» **Work to be completed**
Write the next part of the interview about the making of Sound Awake, starting right after its last line.

» **Given passage**
•••••

Not necessarily more of an ambient sound, but definitely a change in what the band is or was. We didn’t want to repeat the same steps twice, we like to challenge ourselves musically and keep things creative, so it was all about just making something new to us and something new for the listener.

In terms of songwriting, Sound Awake was a more collaborative effort than its predecessor. How was the music affected by this?

I think it was affected drastically. I mean, myself and Drew were probably the biggest hands in Themata, and then with Sound Awake, everyone was kind of chipping in more because we had gotten a lot more comfortable as a band. We had been playing as we are, in that lineup, and things just fell into a groove. I think the fact that everyone was sort of throwing in their creative ideas, it had a massive difference in the sound of the band.

Considering the musical progression, what prompted you to once again go with producer Forrester Savell, and what did he bring to the table this time around?

Well, I guess we didn’t really know what sort of producer we wanted to go with in the earlier stages of the record. Then as we sort of got to the tail end of it, the tail end of the songs anyway, and what the record was shaping up to be, we just went with Forrester. It was an obvious, and again, a pretty organic choice for us. We know what he’s about, and he knows what we’re about, and he also strives for different things–different sounds, different production, as well. So we share the same interests in that respect.

We had a really good work ethic with that cat. Forrester is an amazing engineer, he’s also a really great producer as well. He throws in his twenty cents when it comes to production and possibly some song ideas and whatnot, and he’s pretty passionate like we are. He’s prepared to put the gloves on, so to speak, when it comes down to butting heads and creative decisions, purely because everyone is searching for the best outcome for the songs. But he’s great, in a nutshell, and we really enjoy working with him.

51ltYWmKhtLIt took awhile before this record saw the light of day. Was there a specific holdup, or were you just letting the music develop more naturally?

•••••

» **Supplied material**
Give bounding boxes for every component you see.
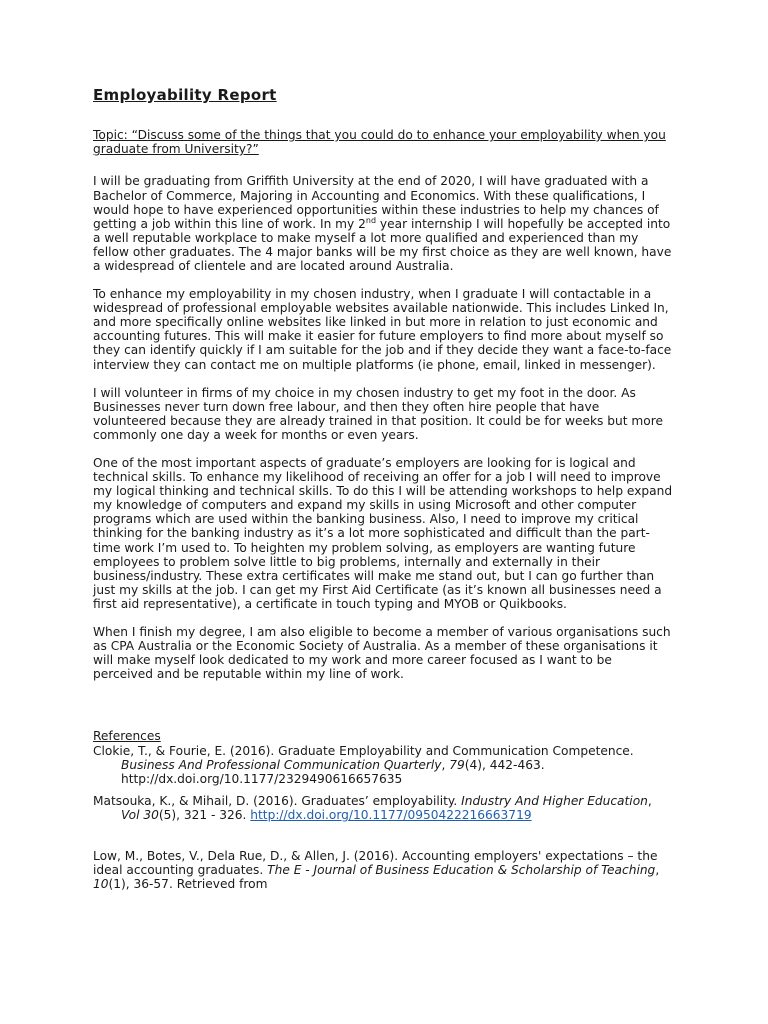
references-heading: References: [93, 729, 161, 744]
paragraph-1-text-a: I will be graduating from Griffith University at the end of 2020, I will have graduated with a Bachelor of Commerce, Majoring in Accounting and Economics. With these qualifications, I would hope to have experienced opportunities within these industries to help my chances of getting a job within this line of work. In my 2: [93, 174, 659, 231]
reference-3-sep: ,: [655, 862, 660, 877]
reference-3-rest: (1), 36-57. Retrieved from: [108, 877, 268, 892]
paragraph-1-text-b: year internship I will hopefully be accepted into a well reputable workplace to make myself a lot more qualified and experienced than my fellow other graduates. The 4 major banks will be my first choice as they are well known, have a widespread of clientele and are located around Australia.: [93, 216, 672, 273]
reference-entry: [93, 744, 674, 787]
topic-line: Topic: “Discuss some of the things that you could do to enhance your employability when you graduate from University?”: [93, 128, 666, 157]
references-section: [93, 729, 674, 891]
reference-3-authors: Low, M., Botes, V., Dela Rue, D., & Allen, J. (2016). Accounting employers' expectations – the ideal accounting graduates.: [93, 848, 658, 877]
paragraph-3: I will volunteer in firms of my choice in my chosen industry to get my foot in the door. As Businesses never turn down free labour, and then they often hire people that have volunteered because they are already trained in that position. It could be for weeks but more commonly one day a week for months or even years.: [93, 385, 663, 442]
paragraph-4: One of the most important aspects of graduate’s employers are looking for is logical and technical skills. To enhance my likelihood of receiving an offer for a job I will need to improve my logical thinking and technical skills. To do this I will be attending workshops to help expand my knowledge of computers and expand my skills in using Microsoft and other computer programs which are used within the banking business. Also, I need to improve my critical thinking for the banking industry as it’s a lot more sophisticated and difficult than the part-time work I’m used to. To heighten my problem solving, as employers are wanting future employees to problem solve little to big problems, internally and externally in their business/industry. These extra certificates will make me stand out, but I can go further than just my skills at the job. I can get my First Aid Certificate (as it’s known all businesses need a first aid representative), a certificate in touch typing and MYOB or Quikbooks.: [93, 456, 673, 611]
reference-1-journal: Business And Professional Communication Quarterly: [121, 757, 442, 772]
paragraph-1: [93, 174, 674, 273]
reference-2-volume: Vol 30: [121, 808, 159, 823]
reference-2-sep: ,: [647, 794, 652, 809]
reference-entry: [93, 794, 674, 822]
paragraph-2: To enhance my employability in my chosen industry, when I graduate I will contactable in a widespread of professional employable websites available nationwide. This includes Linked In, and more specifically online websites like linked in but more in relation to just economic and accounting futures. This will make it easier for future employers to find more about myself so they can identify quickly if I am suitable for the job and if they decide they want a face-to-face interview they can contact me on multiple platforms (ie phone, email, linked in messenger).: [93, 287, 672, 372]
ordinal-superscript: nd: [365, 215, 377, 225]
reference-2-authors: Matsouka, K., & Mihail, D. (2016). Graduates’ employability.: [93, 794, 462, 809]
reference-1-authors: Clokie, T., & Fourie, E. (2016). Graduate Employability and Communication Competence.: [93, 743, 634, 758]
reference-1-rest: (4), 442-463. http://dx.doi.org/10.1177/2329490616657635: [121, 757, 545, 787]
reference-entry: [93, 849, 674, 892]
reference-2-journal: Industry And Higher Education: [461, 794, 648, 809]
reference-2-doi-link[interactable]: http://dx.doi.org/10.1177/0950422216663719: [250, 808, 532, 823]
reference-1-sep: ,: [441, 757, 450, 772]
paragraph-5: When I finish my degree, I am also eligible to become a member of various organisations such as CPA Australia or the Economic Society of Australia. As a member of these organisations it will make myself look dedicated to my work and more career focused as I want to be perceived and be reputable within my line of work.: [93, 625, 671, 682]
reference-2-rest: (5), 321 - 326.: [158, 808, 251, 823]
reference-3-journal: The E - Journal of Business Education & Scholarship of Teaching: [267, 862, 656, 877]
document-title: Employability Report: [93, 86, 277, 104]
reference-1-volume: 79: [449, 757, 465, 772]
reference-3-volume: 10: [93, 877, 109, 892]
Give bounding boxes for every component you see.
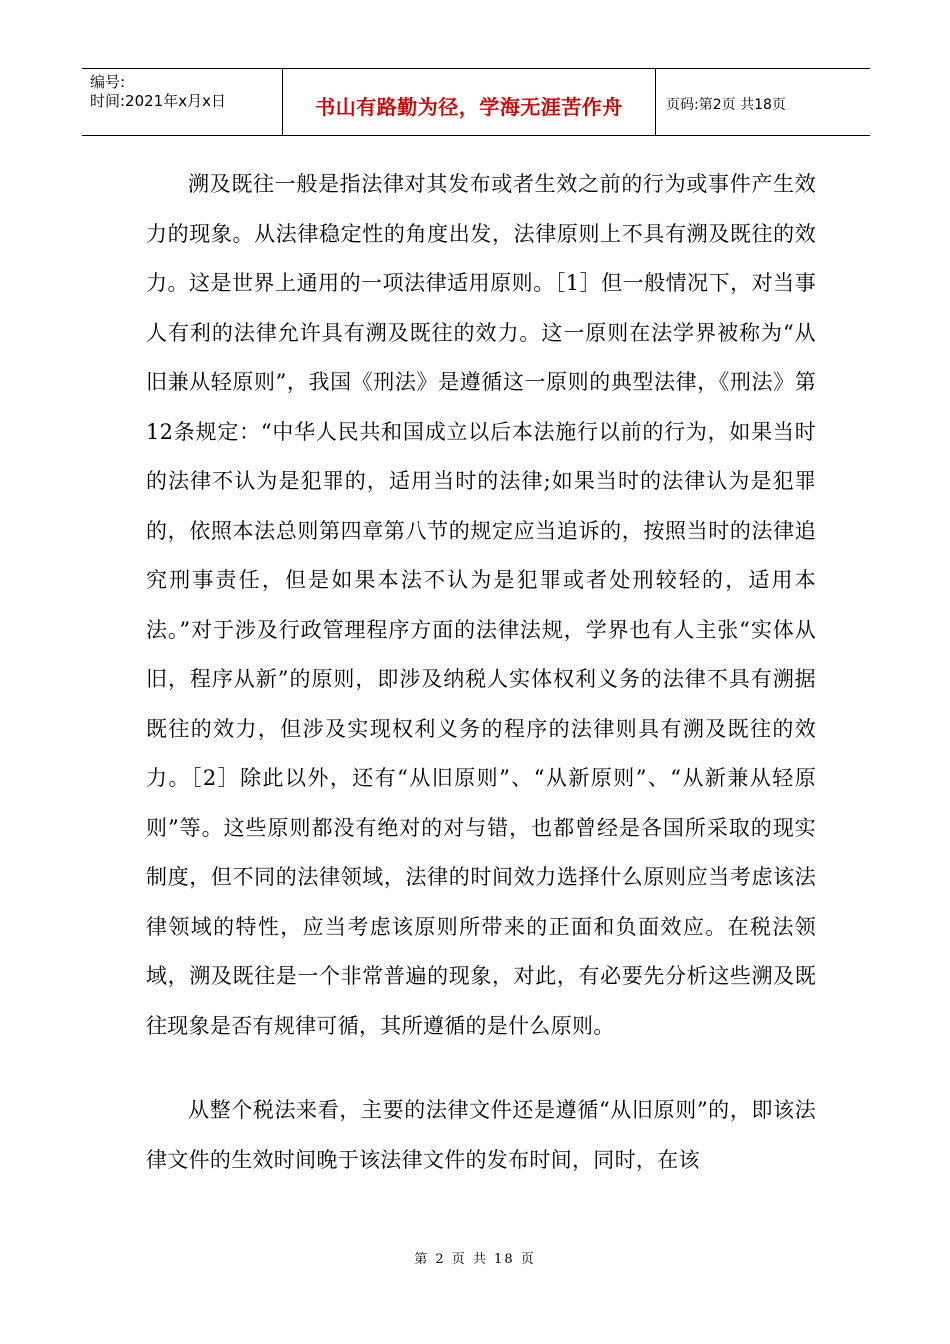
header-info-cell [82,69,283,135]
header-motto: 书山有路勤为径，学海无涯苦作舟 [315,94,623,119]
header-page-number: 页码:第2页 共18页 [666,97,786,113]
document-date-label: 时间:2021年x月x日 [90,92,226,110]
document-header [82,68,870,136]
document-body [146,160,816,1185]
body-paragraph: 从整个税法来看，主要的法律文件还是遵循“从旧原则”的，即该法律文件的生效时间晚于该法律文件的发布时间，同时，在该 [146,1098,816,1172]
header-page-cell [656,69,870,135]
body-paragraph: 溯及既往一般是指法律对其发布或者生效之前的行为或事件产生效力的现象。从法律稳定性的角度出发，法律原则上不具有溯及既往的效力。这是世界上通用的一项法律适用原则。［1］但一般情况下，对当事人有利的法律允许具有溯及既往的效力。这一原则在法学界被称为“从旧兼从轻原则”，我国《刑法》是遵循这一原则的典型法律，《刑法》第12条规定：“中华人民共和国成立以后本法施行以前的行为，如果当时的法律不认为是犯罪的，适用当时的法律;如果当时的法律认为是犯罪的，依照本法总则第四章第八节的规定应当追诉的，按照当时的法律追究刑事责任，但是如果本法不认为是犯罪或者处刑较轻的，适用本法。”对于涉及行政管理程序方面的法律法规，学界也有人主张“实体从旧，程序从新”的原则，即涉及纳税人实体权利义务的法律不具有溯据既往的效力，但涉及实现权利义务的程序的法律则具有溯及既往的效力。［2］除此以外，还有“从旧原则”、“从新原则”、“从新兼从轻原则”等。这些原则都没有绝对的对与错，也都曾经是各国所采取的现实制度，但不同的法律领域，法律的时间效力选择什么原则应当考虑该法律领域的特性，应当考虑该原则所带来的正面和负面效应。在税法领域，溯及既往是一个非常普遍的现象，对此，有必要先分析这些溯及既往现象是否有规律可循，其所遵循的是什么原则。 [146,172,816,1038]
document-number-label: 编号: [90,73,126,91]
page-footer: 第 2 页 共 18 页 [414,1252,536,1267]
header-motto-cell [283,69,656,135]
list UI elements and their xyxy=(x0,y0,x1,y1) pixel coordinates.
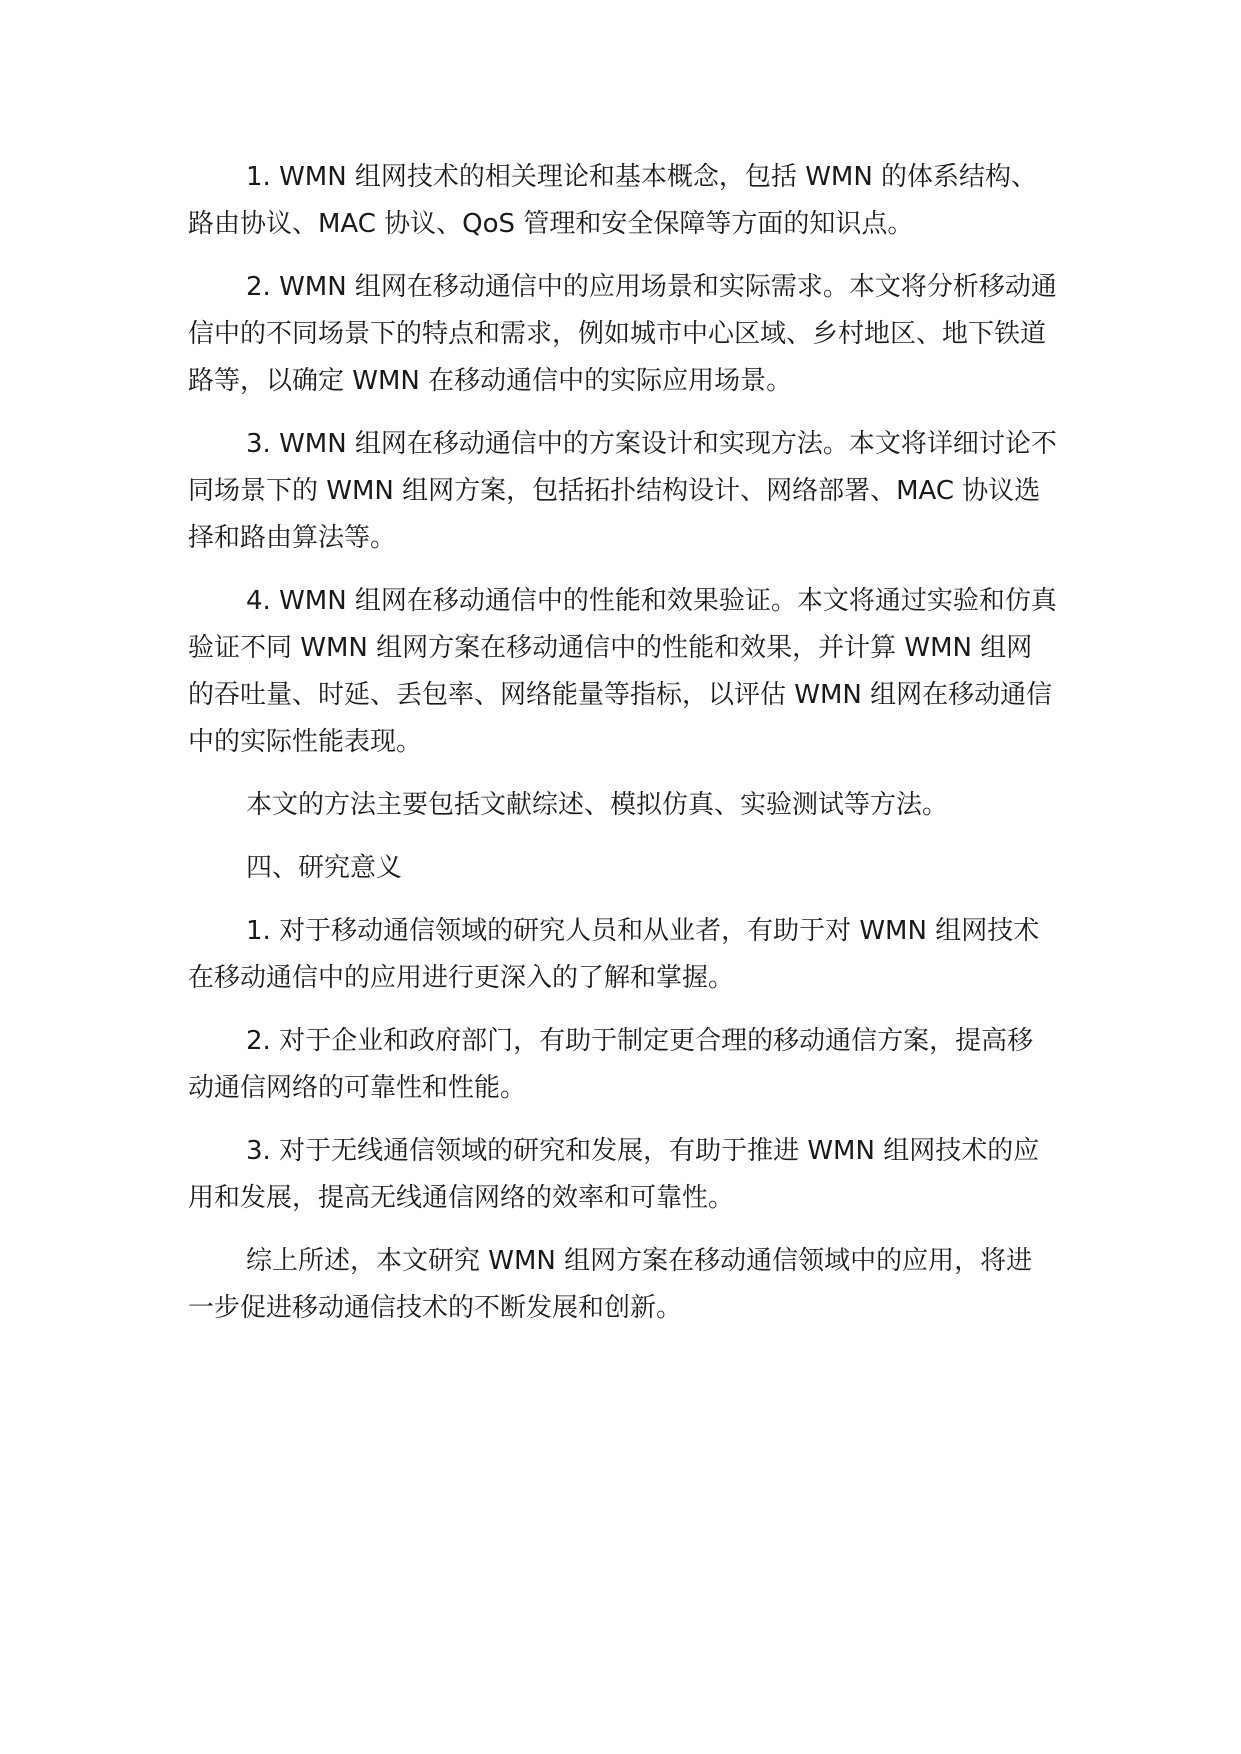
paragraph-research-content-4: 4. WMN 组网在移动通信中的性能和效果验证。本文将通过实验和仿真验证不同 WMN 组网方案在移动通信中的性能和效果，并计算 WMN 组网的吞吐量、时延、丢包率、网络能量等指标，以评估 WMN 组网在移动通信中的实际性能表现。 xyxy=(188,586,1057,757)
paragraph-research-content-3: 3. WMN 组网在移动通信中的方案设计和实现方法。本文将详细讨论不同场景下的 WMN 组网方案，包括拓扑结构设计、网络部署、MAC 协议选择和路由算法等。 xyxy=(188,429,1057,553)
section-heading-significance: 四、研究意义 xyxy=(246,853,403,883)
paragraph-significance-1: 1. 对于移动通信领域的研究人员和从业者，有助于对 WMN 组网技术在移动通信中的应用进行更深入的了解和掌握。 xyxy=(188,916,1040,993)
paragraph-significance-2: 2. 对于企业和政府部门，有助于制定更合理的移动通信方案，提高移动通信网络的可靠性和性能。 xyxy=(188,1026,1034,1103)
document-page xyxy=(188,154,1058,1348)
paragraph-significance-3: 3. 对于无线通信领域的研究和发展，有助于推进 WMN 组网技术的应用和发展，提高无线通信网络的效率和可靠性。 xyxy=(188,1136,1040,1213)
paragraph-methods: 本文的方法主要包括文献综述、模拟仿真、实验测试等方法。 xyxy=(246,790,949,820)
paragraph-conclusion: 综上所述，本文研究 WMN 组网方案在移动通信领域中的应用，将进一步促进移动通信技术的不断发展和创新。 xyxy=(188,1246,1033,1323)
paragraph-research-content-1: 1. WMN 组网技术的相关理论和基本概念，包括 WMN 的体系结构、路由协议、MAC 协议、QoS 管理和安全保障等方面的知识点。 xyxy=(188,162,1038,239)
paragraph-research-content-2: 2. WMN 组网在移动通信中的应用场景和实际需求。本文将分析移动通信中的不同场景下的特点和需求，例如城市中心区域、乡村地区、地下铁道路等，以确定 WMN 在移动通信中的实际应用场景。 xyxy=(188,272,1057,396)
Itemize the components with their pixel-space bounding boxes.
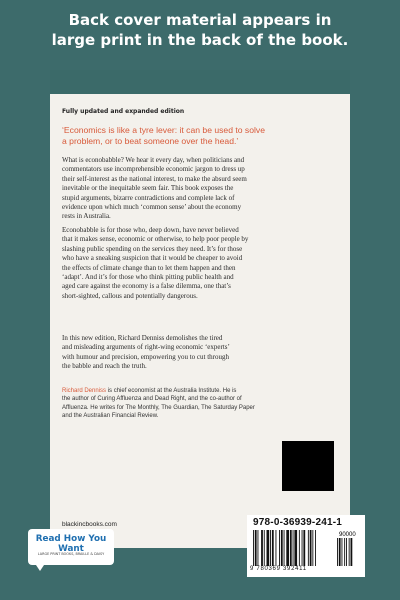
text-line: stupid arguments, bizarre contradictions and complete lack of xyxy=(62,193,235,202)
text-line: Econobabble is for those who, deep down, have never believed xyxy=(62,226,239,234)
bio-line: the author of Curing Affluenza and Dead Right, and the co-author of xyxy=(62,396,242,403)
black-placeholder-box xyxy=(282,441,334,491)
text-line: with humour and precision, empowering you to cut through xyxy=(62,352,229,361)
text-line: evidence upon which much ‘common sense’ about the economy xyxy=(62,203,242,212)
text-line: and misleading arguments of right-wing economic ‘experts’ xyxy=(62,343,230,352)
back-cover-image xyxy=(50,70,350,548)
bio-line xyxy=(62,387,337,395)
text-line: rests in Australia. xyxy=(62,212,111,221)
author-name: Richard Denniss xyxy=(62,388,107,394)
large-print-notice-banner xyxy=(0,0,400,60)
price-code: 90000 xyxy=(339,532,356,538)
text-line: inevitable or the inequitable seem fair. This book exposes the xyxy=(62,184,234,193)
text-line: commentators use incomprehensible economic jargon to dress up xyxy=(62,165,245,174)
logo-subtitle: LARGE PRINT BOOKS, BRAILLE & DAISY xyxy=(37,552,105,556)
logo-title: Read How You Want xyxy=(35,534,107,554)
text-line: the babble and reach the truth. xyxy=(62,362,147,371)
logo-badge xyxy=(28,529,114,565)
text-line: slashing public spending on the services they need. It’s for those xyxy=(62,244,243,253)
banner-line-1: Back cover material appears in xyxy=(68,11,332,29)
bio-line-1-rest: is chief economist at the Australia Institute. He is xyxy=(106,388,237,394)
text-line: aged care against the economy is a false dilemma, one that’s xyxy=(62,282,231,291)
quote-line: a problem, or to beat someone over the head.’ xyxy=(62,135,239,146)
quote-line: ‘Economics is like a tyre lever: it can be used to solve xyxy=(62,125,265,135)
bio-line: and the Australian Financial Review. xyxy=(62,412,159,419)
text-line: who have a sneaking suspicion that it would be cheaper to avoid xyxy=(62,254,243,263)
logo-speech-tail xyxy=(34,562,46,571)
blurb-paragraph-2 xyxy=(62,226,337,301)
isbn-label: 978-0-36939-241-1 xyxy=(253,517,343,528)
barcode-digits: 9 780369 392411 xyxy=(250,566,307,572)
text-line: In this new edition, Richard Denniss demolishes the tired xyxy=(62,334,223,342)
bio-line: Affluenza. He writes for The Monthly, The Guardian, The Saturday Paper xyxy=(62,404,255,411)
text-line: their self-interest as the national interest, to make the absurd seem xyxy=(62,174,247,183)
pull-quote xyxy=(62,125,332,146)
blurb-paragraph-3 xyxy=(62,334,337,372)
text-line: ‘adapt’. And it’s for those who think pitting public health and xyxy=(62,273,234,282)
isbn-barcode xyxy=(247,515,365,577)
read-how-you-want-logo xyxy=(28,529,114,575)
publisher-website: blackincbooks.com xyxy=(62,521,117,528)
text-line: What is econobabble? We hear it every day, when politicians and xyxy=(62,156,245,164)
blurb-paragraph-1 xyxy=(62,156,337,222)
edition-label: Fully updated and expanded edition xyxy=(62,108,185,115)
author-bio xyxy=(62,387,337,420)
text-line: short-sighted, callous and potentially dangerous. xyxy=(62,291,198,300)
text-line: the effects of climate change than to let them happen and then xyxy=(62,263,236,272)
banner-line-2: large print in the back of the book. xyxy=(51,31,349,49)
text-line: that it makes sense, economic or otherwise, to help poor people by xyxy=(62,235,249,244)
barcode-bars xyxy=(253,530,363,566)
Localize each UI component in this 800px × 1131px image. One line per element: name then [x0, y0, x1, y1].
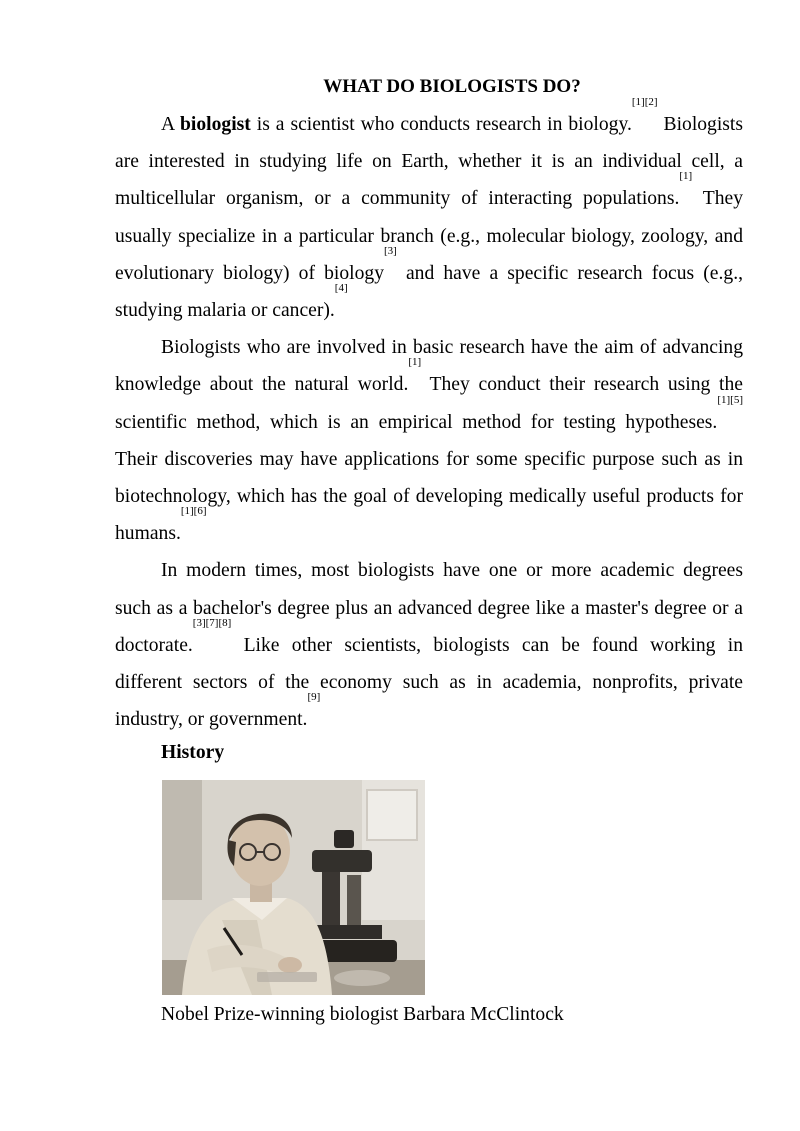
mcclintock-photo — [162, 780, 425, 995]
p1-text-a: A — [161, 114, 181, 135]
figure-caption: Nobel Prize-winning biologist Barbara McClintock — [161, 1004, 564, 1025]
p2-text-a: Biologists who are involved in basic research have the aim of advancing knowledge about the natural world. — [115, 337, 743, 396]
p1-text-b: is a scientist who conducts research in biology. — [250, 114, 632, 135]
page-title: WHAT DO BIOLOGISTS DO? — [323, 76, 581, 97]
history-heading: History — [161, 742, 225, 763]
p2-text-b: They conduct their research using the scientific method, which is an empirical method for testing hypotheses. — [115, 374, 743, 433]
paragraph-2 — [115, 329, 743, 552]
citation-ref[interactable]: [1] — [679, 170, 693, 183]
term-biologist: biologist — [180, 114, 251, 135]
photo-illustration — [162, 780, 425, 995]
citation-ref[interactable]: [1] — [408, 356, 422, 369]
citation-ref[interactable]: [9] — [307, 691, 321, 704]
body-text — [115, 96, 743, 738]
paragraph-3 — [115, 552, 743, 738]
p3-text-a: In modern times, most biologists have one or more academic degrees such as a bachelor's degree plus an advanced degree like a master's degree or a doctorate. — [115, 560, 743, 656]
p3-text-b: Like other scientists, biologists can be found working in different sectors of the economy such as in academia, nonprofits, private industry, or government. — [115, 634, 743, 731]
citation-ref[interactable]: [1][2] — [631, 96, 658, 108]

•••••

» **Reply to the exercise**
This time, we gave the music and we gave the band the space it needed. We wrote music, we wrote parts and pieces, and we let them sit in the studio while we continued touring or continued on with our lives or whatever. And then we’d come back and review them in a completely different mind, and we sort of found out that that was the best way to work with our decision-making on songs. Ultimately, it led us to the result of what Sound Awake is.

It’s an interesting way to approach songwriting. It’s not the most efficient way to do things, to be honest. But it really gave us an outcome that we’re all very happy with. We’re very, very into Sound Awake; we’re very proud of it. I bloody love that record.

Again, I don’t know if the listener can pick up, but it’s a very demanding record to play, so the songwriting on that one just took time to make it what it is.

Themata ends with “Change, Pt. 1” and Sound Awake ends with “Change.” Besides the titles, what’s the connection between these two songs?

We kind of wrote “Change, Pt. 1” as a bit of a teaser, and I guess we always toyed with the idea of its continuation opening our second record. But you know, what once we got into writing the record, it just didn’t make sense to open with that on Sound Awake.

But we did want to continue the sistership between those two songs, you know, the two parts. It just made sense to carry on that piece of music at the end, and it kind of spawned from an idea of having two pieces of separate records that we could connect together and do live. That was the basic idea behind that.

How did the US deal with Sony come about?

Fairly organically. We have kind of been saying “no” to labels for the last several years in Australia. We were an independent force there, and still are, actually. It came about where I guess we had gotten to a certain point in Australia, and things were a certain level–we had built the band up to where it is. And Sony came along and started some conversations with us.

The thing that made us say “yes” is that they were prepared to sort of take off where the band was at, and understand that the band had built itself up to a certain platform, and they had some work to do.

And it’s good, you know. They help us out overseas. They represent the band overseas, and push the record over here [in the US], so it’s good to have a record company like Sony over here backing for you. In Australia, it’s not so much needed, we kind of have our own sort of thing there, but you really need people to step in and use their machines, so to speak, and help you out.

I guess we’re signed by SIN [Sony Independent Network] or RED, which is under the Sony umbrella, and they back us. They really do dig the band, so it’s a good thing.


You’ve been established in Australia for quite some time now, but America is a completely different playing field. Do you enjoy the challenge of breaking into a new market? And how important is it for you to develop a following out here?

It depends what you want. I think for anybody that wants to be a rockstar, and roll around in their riches, I think you have to crack the American market; it’s the biggest market on the planet. I don’t know if that’s for us. We enjoy the challenge, and we enjoy the new space we find ourselves in when we come to this county. We enjoy having to find ourselves as a base level, a roots level, again, and earning show after show after show.

I’m not saying that we’re not hungry, at all. We are hungry–I think that when you lose that hunger, I think you should maybe look at what you’re doing.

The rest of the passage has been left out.